_Short exercise_
For the data that follows, report how many lines contain the word "SDTVAR", and nothing else.

_Data excerpts_
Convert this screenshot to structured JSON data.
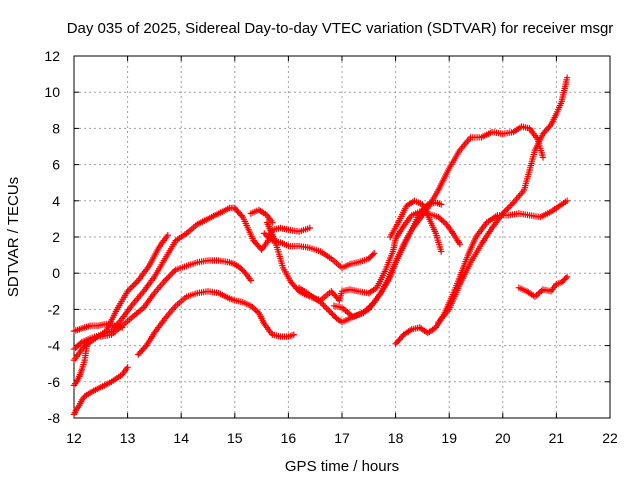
{
  "chart_data": {
    "type": "scatter",
    "title": "Day 035 of 2025, Sidereal Day-to-day VTEC variation (SDTVAR) for receiver msgr",
    "xlabel": "GPS time / hours",
    "ylabel": "SDTVAR / TECUs",
    "xlim": [
      12,
      22
    ],
    "ylim": [
      -8,
      12
    ],
    "x_ticks": [
      "12",
      "13",
      "14",
      "15",
      "16",
      "17",
      "18",
      "19",
      "20",
      "21",
      "22"
    ],
    "y_ticks": [
      "-8",
      "-6",
      "-4",
      "-2",
      "0",
      "2",
      "4",
      "6",
      "8",
      "10",
      "12"
    ],
    "grid": true,
    "marker": "+",
    "color": "#ff0000",
    "series": [
      {
        "x": [
          12.0,
          12.05,
          12.1,
          12.15,
          12.2,
          12.3,
          12.5,
          12.7,
          12.9,
          13.0
        ],
        "y": [
          -7.8,
          -7.5,
          -7.3,
          -7.0,
          -6.8,
          -6.6,
          -6.3,
          -6.0,
          -5.6,
          -5.2
        ]
      },
      {
        "x": [
          12.0,
          12.05,
          12.1,
          12.15,
          12.2,
          12.25
        ],
        "y": [
          -6.2,
          -6.0,
          -5.7,
          -5.3,
          -4.8,
          -3.8
        ]
      },
      {
        "x": [
          12.0,
          12.1,
          12.2,
          12.3,
          12.45,
          12.6,
          12.75,
          12.9
        ],
        "y": [
          -3.2,
          -3.1,
          -3.0,
          -2.9,
          -2.9,
          -2.8,
          -2.9,
          -3.0
        ]
      },
      {
        "x": [
          12.0,
          12.2,
          12.4,
          12.6,
          12.8,
          13.0,
          13.2,
          13.4,
          13.6,
          13.75
        ],
        "y": [
          -4.8,
          -4.0,
          -3.6,
          -3.2,
          -2.0,
          -1.0,
          -0.4,
          0.4,
          1.5,
          2.1
        ]
      },
      {
        "x": [
          12.0,
          12.15,
          12.3,
          12.5,
          12.7,
          12.9,
          13.1,
          13.3,
          13.5,
          13.7,
          13.9,
          14.1,
          14.3,
          14.5,
          14.7,
          14.9,
          15.0,
          15.15,
          15.35,
          15.5,
          15.6,
          15.7,
          15.85,
          16.0,
          16.2,
          16.4
        ],
        "y": [
          -4.2,
          -3.8,
          -3.6,
          -3.4,
          -3.2,
          -2.5,
          -1.7,
          -1.0,
          -0.2,
          0.8,
          1.8,
          2.2,
          2.7,
          3.0,
          3.3,
          3.6,
          3.6,
          3.1,
          1.8,
          1.3,
          1.7,
          2.4,
          2.5,
          2.4,
          2.3,
          2.5
        ]
      },
      {
        "x": [
          12.5,
          12.7,
          12.9,
          13.1,
          13.3,
          13.5,
          13.7,
          13.9,
          14.1,
          14.3,
          14.5,
          14.7,
          14.9,
          15.0,
          15.1,
          15.2,
          15.3
        ],
        "y": [
          -3.5,
          -3.4,
          -2.9,
          -2.4,
          -1.9,
          -1.1,
          -0.4,
          0.2,
          0.4,
          0.6,
          0.7,
          0.7,
          0.6,
          0.5,
          0.3,
          0.0,
          -0.4
        ]
      },
      {
        "x": [
          13.2,
          13.35,
          13.5,
          13.7,
          13.9,
          14.1,
          14.3,
          14.5,
          14.7,
          14.9,
          15.0,
          15.15,
          15.3,
          15.45,
          15.55,
          15.7,
          15.85,
          16.0,
          16.1
        ],
        "y": [
          -4.5,
          -4.0,
          -3.3,
          -2.5,
          -1.8,
          -1.3,
          -1.1,
          -1.0,
          -1.1,
          -1.4,
          -1.5,
          -1.6,
          -1.8,
          -2.2,
          -2.8,
          -3.4,
          -3.5,
          -3.5,
          -3.4
        ]
      },
      {
        "x": [
          15.3,
          15.45,
          15.6,
          15.7
        ],
        "y": [
          3.3,
          3.5,
          3.2,
          2.8
        ]
      },
      {
        "x": [
          15.55,
          15.7,
          15.85,
          16.0,
          16.2,
          16.4,
          16.6,
          16.8,
          17.0,
          17.15,
          17.3,
          17.5,
          17.6
        ],
        "y": [
          2.2,
          1.8,
          1.7,
          1.5,
          1.5,
          1.4,
          1.2,
          0.8,
          0.3,
          0.5,
          0.6,
          0.8,
          1.1
        ]
      },
      {
        "x": [
          15.6,
          15.75,
          15.9,
          16.05,
          16.2,
          16.4,
          16.6,
          16.8,
          16.95,
          17.0,
          17.15,
          17.3,
          17.5,
          17.65,
          17.8,
          17.95,
          18.0,
          18.15,
          18.3,
          18.45,
          18.6,
          18.8,
          18.95,
          19.05,
          19.2
        ],
        "y": [
          2.8,
          1.8,
          0.3,
          -0.5,
          -1.0,
          -1.3,
          -1.5,
          -1.0,
          -1.5,
          -1.0,
          -0.9,
          -1.0,
          -1.1,
          -0.8,
          0.1,
          1.2,
          1.9,
          2.6,
          3.2,
          3.4,
          3.3,
          3.1,
          2.7,
          2.3,
          1.6
        ]
      },
      {
        "x": [
          16.2,
          16.4,
          16.6,
          16.8,
          16.9,
          17.0,
          17.15,
          17.3,
          17.5,
          17.7,
          17.85,
          18.0,
          18.15,
          18.3,
          18.45,
          18.6,
          18.8,
          19.0,
          19.2,
          19.4,
          19.6,
          19.8,
          20.0,
          20.2,
          20.35,
          20.5,
          20.65,
          20.75
        ],
        "y": [
          -0.8,
          -1.2,
          -1.6,
          -2.2,
          -2.5,
          -2.7,
          -2.5,
          -2.3,
          -2.0,
          -1.2,
          -0.4,
          0.6,
          1.6,
          2.4,
          3.0,
          3.6,
          4.6,
          5.8,
          6.8,
          7.5,
          7.5,
          7.8,
          7.7,
          7.8,
          8.1,
          8.0,
          7.4,
          6.4
        ]
      },
      {
        "x": [
          16.85,
          17.0,
          17.2,
          17.4,
          17.6,
          17.75,
          17.9,
          18.0,
          18.15,
          18.3,
          18.45,
          18.6,
          18.75,
          18.85
        ],
        "y": [
          -1.8,
          -1.9,
          -2.4,
          -2.2,
          -1.6,
          -1.0,
          -0.2,
          0.6,
          1.5,
          2.4,
          3.3,
          3.8,
          3.9,
          3.8
        ]
      },
      {
        "x": [
          17.9,
          18.05,
          18.2,
          18.35,
          18.5,
          18.6,
          18.75,
          18.85
        ],
        "y": [
          2.0,
          2.8,
          3.7,
          4.0,
          3.8,
          3.2,
          2.2,
          1.2
        ]
      },
      {
        "x": [
          18.0,
          18.15,
          18.3,
          18.45,
          18.6,
          18.75,
          18.9,
          19.05,
          19.2,
          19.35,
          19.5,
          19.7,
          19.9,
          20.1,
          20.3,
          20.5,
          20.7,
          20.9,
          21.0,
          21.1,
          21.2
        ],
        "y": [
          -3.9,
          -3.4,
          -3.1,
          -3.0,
          -3.3,
          -3.0,
          -2.3,
          -1.3,
          -0.2,
          1.0,
          2.0,
          2.8,
          3.2,
          3.2,
          3.3,
          3.2,
          3.1,
          3.4,
          3.6,
          3.8,
          4.0
        ]
      },
      {
        "x": [
          18.8,
          19.0,
          19.2,
          19.4,
          19.6,
          19.8,
          20.0,
          20.2,
          20.4,
          20.6,
          20.75,
          20.9,
          21.0,
          21.1,
          21.2
        ],
        "y": [
          -2.7,
          -2.0,
          -0.6,
          0.6,
          1.6,
          2.5,
          3.3,
          3.9,
          4.6,
          6.8,
          7.7,
          8.2,
          8.8,
          9.5,
          10.8
        ]
      },
      {
        "x": [
          20.3,
          20.45,
          20.6,
          20.75,
          20.9,
          21.0,
          21.1,
          21.2
        ],
        "y": [
          -0.8,
          -1.0,
          -1.3,
          -0.9,
          -1.0,
          -0.6,
          -0.5,
          -0.2
        ]
      }
    ]
  }
}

_Completed exercise_
2